__Short problem__
Reproduce all the lines below exactly and omit the images.

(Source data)
::::::::
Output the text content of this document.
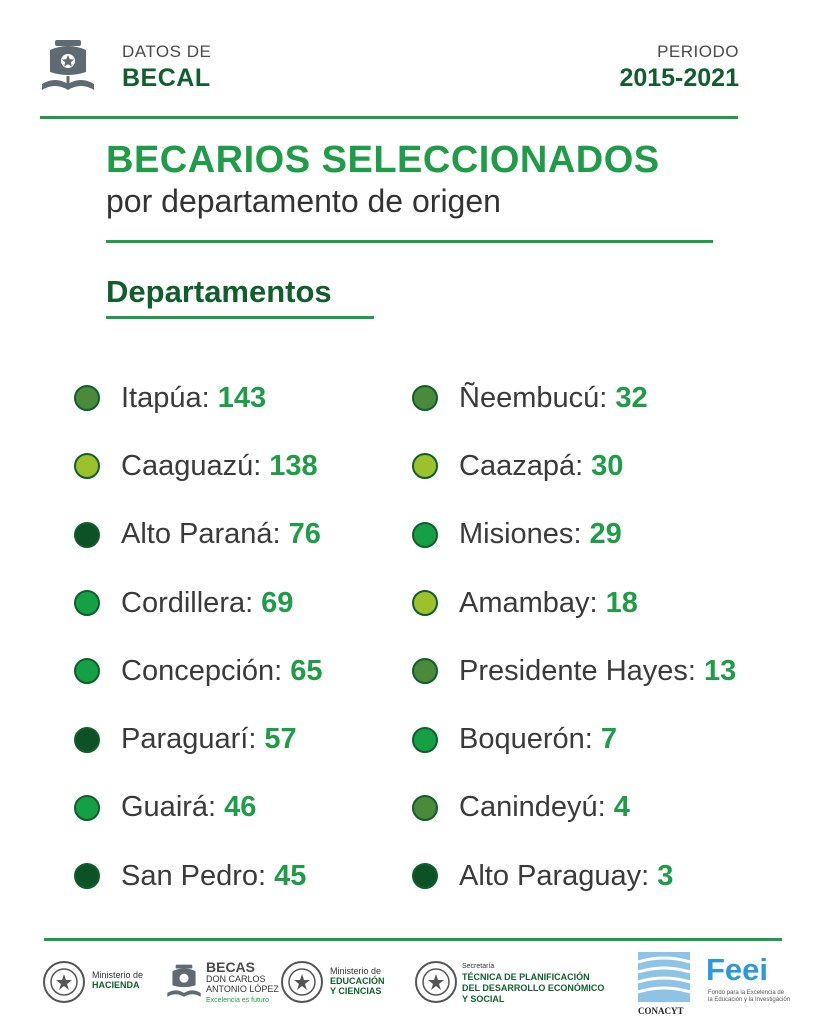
DATOS DE
BECAL
PERIODO
2015-2021
BECARIOS SELECCIONADOS
por departamento de origen
Departamentos
Itapúa : 143
Caaguazú : 138
Alto Paraná : 76
Cordillera : 69
Concepción : 65
Paraguarí : 57
Guairá : 46
San Pedro : 45
Ñeembucú : 32
Caazapá : 30
Misiones : 29
Amambay : 18
Presidente Hayes : 13
Boquerón : 7
Canindeyú : 4
Alto Paraguay : 3
Ministerio de
HACIENDA
BECAS
DON CARLOS
ANTONIO LÓPEZ
Excelencia es futuro
Ministerio de
EDUCACIÓN
Y CIENCIAS
Secretaría
TÉCNICA DE PLANIFICACIÓN
DEL DESARROLLO ECONÓMICO
Y SOCIAL
CONACYT
Feei
Fondo para la Excelencia de
la Educación y la Investigación
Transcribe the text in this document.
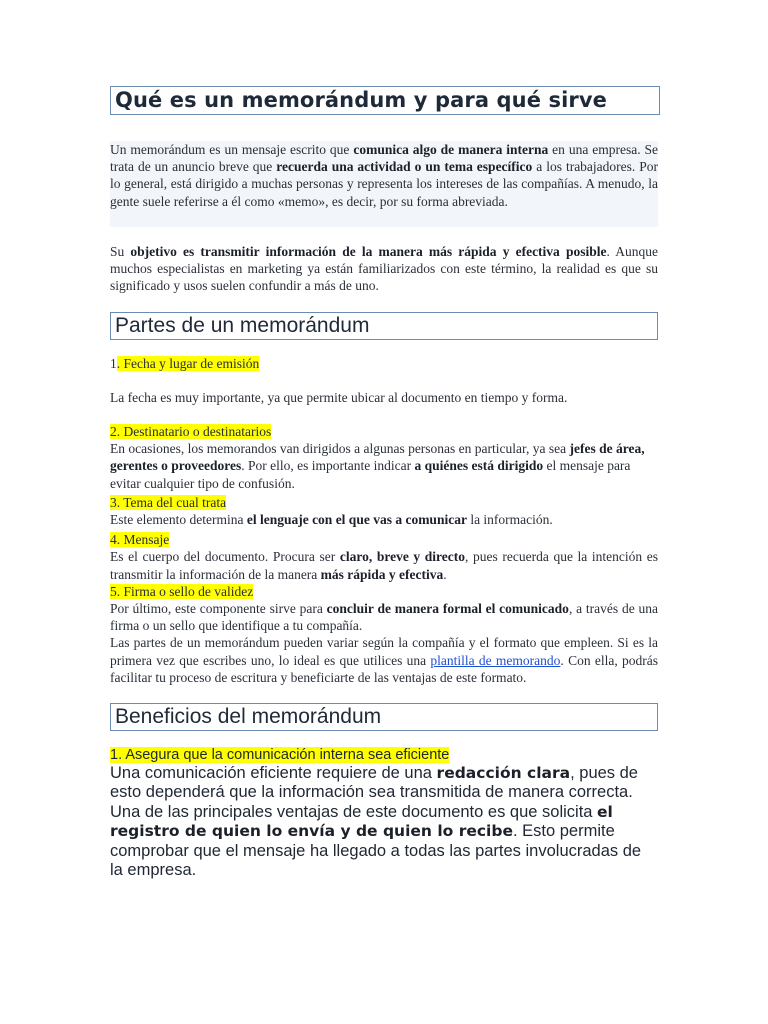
Qué es un memorándum y para qué sirve

Un memorándum es un mensaje escrito que comunica algo de manera interna en una empresa. Se trata de un anuncio breve que recuerda una actividad o un tema específico a los trabajadores. Por lo general, está dirigido a muchas personas y representa los intereses de las compañías. A menudo, la gente suele referirse a él como «memo», es decir, por su forma abreviada.

Su objetivo es transmitir información de la manera más rápida y efectiva posible. Aunque muchos especialistas en marketing ya están familiarizados con este término, la realidad es que su significado y usos suelen confundir a más de uno.

Partes de un memorándum

1. Fecha y lugar de emisión

La fecha es muy importante, ya que permite ubicar al documento en tiempo y forma.

2. Destinatario o destinatarios

En ocasiones, los memorandos van dirigidos a algunas personas en particular, ya sea jefes de área, gerentes o proveedores. Por ello, es importante indicar a quiénes está dirigido el mensaje para evitar cualquier tipo de confusión.

3. Tema del cual trata

Este elemento determina el lenguaje con el que vas a comunicar la información.

4. Mensaje

Es el cuerpo del documento. Procura ser claro, breve y directo, pues recuerda que la intención es transmitir la información de la manera más rápida y efectiva.

5. Firma o sello de validez

Por último, este componente sirve para concluir de manera formal el comunicado, a través de una firma o un sello que identifique a tu compañía.

Las partes de un memorándum pueden variar según la compañía y el formato que empleen. Si es la primera vez que escribes uno, lo ideal es que utilices una plantilla de memorando. Con ella, podrás facilitar tu proceso de escritura y beneficiarte de las ventajas de este formato.

Beneficios del memorándum

1. Asegura que la comunicación interna sea eficiente

Una comunicación eficiente requiere de una redacción clara, pues de esto dependerá que la información sea transmitida de manera correcta. Una de las principales ventajas de este documento es que solicita el registro de quien lo envía y de quien lo recibe. Esto permite comprobar que el mensaje ha llegado a todas las partes involucradas de la empresa.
::::::::
__Full output__
Output the text content of this document.
DATOS DE
BECAL
PERIODO
2015-2021
BECARIOS SELECCIONADOS
por departamento de origen
Departamentos
Itapúa : 143
Caaguazú : 138
Alto Paraná : 76
Cordillera : 69
Concepción : 65
Paraguarí : 57
Guairá : 46
San Pedro : 45
Ñeembucú : 32
Caazapá : 30
Misiones : 29
Amambay : 18
Presidente Hayes : 13
Boquerón : 7
Canindeyú : 4
Alto Paraguay : 3
Ministerio de
HACIENDA
BECAS
DON CARLOS
ANTONIO LÓPEZ
Excelencia es futuro
Ministerio de
EDUCACIÓN
Y CIENCIAS
Secretaría
TÉCNICA DE PLANIFICACIÓN
DEL DESARROLLO ECONÓMICO
Y SOCIAL
CONACYT
Feei
Fondo para la Excelencia de
la Educación y la Investigación
Transcribe the text in this document.
Qué es un memorándum y para qué sirve

Un memorándum es un mensaje escrito que comunica algo de manera interna en una empresa. Se trata de un anuncio breve que recuerda una actividad o un tema específico a los trabajadores. Por lo general, está dirigido a muchas personas y representa los intereses de las compañías. A menudo, la gente suele referirse a él como «memo», es decir, por su forma abreviada.

Su objetivo es transmitir información de la manera más rápida y efectiva posible. Aunque muchos especialistas en marketing ya están familiarizados con este término, la realidad es que su significado y usos suelen confundir a más de uno.

Partes de un memorándum

1. Fecha y lugar de emisión

La fecha es muy importante, ya que permite ubicar al documento en tiempo y forma.

2. Destinatario o destinatarios

En ocasiones, los memorandos van dirigidos a algunas personas en particular, ya sea jefes de área, gerentes o proveedores. Por ello, es importante indicar a quiénes está dirigido el mensaje para evitar cualquier tipo de confusión.

3. Tema del cual trata

Este elemento determina el lenguaje con el que vas a comunicar la información.

4. Mensaje

Es el cuerpo del documento. Procura ser claro, breve y directo, pues recuerda que la intención es transmitir la información de la manera más rápida y efectiva.

5. Firma o sello de validez

Por último, este componente sirve para concluir de manera formal el comunicado, a través de una firma o un sello que identifique a tu compañía.

Las partes de un memorándum pueden variar según la compañía y el formato que empleen. Si es la primera vez que escribes uno, lo ideal es que utilices una plantilla de memorando. Con ella, podrás facilitar tu proceso de escritura y beneficiarte de las ventajas de este formato.

Beneficios del memorándum

1. Asegura que la comunicación interna sea eficiente

Una comunicación eficiente requiere de una redacción clara, pues de esto dependerá que la información sea transmitida de manera correcta. Una de las principales ventajas de este documento es que solicita el registro de quien lo envía y de quien lo recibe. Esto permite comprobar que el mensaje ha llegado a todas las partes involucradas de la empresa.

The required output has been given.